- SOURCE RECORDS -

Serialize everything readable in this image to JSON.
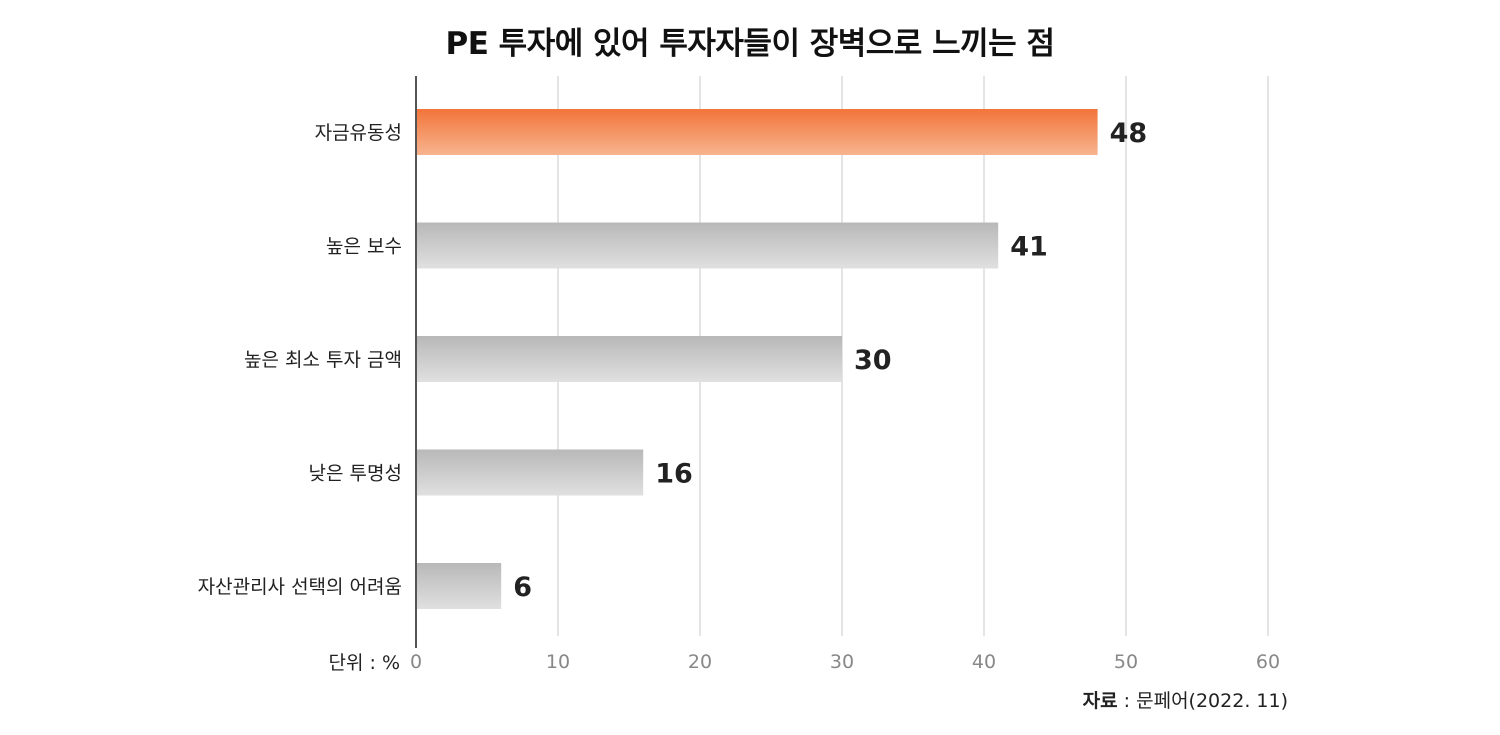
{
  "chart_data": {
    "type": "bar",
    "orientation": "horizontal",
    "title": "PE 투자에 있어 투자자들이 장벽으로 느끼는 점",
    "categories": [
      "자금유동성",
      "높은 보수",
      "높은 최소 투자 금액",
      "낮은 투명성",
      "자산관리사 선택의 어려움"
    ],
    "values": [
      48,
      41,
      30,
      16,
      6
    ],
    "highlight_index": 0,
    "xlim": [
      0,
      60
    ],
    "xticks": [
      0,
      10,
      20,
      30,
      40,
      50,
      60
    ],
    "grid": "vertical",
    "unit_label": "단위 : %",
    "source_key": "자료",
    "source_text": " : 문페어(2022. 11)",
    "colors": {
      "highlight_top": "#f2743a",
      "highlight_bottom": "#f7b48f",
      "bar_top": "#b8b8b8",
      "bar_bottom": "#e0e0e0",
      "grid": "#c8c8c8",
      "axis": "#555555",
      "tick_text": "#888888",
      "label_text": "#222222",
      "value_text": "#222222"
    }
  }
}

* * *

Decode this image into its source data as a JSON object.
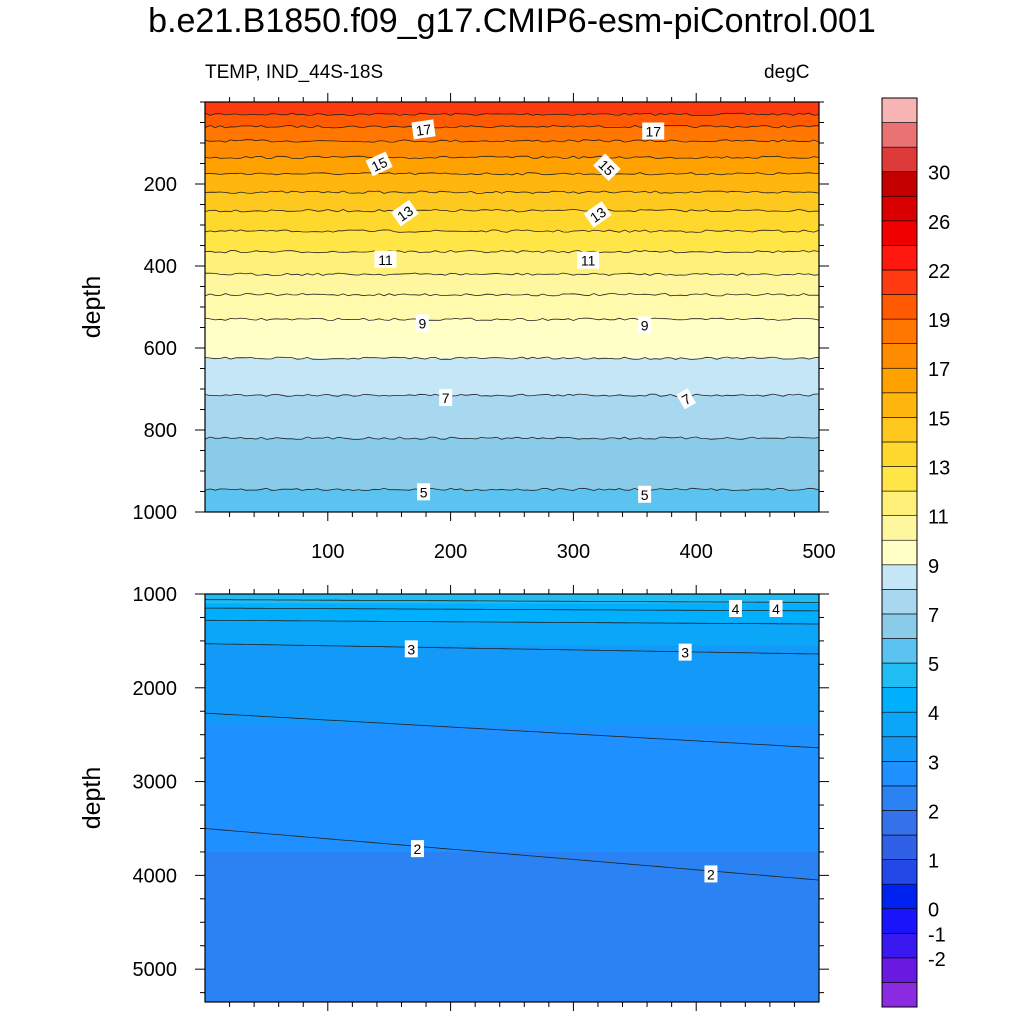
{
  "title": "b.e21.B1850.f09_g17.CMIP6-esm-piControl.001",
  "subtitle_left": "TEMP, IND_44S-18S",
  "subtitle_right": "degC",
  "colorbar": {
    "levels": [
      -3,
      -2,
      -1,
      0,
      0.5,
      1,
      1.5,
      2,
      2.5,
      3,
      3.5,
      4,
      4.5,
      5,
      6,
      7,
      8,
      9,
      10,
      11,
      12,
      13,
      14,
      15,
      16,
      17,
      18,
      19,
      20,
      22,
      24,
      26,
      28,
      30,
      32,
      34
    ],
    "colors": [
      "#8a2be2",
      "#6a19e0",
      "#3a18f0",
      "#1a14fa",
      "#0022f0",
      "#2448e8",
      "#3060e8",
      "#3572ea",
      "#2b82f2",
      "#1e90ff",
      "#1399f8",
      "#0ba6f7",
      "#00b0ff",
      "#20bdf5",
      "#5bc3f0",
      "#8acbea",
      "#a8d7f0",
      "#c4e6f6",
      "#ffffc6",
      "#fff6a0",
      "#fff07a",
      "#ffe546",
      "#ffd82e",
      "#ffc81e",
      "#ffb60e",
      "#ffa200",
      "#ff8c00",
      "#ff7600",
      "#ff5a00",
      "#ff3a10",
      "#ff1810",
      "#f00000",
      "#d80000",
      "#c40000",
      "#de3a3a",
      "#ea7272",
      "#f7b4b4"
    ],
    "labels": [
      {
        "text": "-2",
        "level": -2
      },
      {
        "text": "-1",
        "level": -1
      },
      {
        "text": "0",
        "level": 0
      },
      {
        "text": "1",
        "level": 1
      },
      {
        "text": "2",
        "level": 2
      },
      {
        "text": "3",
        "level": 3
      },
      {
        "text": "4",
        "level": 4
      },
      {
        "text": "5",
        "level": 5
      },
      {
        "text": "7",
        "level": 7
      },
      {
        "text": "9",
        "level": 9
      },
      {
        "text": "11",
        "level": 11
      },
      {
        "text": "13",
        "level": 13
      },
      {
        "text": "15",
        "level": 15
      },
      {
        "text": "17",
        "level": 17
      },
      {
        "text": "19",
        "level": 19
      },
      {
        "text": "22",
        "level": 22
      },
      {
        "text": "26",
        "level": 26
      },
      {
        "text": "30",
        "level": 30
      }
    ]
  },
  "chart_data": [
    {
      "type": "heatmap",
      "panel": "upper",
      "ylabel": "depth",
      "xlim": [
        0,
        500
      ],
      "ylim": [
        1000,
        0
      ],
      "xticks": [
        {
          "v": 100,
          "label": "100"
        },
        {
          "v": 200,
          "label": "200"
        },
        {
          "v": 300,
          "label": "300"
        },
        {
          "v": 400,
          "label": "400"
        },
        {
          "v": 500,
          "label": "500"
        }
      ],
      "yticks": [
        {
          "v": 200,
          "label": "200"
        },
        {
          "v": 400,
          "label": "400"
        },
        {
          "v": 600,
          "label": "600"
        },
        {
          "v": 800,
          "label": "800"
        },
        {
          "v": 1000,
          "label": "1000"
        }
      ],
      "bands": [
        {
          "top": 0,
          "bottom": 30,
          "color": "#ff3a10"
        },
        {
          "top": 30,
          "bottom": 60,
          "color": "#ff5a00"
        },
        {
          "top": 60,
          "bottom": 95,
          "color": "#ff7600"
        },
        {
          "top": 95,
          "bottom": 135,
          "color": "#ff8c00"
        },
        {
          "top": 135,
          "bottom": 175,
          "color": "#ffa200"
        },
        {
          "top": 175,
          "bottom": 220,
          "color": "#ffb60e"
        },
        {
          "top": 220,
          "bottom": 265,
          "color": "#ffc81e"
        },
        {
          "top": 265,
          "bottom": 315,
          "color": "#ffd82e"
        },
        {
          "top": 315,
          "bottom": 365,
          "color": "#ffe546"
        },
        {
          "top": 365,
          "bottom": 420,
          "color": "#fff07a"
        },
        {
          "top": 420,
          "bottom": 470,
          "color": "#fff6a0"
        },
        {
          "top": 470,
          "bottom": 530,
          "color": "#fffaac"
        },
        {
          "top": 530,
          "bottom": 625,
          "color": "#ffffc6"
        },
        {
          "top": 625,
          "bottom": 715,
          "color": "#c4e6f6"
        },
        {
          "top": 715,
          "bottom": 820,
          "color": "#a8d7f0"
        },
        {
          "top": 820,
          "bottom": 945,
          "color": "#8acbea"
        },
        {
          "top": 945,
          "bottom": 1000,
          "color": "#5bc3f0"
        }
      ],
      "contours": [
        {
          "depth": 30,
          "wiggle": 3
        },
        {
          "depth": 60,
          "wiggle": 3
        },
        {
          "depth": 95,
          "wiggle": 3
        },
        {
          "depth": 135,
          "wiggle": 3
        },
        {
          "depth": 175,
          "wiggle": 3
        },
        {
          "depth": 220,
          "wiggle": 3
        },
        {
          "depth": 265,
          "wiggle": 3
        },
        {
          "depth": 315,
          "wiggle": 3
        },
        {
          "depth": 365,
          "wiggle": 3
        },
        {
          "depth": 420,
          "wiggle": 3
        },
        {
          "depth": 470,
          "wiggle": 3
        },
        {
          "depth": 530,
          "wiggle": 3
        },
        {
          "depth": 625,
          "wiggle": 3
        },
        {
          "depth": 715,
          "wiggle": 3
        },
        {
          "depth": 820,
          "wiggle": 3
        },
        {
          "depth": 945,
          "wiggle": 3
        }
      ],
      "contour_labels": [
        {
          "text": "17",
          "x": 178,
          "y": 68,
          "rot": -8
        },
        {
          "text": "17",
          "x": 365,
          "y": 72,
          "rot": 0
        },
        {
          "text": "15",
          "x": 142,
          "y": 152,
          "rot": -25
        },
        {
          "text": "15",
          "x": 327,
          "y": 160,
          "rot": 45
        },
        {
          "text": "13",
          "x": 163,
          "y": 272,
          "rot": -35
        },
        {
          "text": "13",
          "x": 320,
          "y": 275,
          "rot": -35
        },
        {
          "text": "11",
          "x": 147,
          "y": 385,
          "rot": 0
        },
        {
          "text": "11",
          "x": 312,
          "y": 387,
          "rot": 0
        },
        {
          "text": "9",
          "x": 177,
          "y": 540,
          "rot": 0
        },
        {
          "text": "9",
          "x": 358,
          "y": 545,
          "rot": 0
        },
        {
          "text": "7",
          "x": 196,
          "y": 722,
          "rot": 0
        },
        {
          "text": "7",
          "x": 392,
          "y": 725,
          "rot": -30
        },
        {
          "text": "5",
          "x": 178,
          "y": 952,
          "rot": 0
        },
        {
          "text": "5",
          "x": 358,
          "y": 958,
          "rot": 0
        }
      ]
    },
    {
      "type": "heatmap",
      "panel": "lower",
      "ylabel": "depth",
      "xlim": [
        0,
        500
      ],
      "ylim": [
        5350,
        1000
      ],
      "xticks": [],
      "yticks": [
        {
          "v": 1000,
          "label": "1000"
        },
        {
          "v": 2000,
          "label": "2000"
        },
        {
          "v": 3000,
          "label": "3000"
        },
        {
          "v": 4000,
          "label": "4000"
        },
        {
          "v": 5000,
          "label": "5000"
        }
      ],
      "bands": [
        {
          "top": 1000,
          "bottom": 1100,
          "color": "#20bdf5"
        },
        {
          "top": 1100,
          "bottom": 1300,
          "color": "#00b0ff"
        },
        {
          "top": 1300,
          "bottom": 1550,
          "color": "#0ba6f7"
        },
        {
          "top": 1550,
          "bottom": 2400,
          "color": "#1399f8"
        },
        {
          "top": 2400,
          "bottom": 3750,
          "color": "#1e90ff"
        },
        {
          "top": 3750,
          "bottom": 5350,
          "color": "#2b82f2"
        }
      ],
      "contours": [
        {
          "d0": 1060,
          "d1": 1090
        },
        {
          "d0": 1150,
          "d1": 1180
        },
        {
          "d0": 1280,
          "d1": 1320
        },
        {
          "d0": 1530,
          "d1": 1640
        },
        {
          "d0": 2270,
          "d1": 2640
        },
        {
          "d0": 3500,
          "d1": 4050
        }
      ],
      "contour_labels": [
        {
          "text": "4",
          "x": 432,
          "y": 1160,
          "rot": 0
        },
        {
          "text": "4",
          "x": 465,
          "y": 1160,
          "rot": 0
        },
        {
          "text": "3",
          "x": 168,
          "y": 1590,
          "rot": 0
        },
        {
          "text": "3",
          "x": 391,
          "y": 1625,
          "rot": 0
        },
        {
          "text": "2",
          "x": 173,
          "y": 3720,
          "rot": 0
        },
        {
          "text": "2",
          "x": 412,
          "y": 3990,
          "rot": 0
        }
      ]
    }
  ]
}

- REQUIREMENT -
Find every line in the records that has the string "this", then state how many there are and nothing else.

- RESPONSE -
2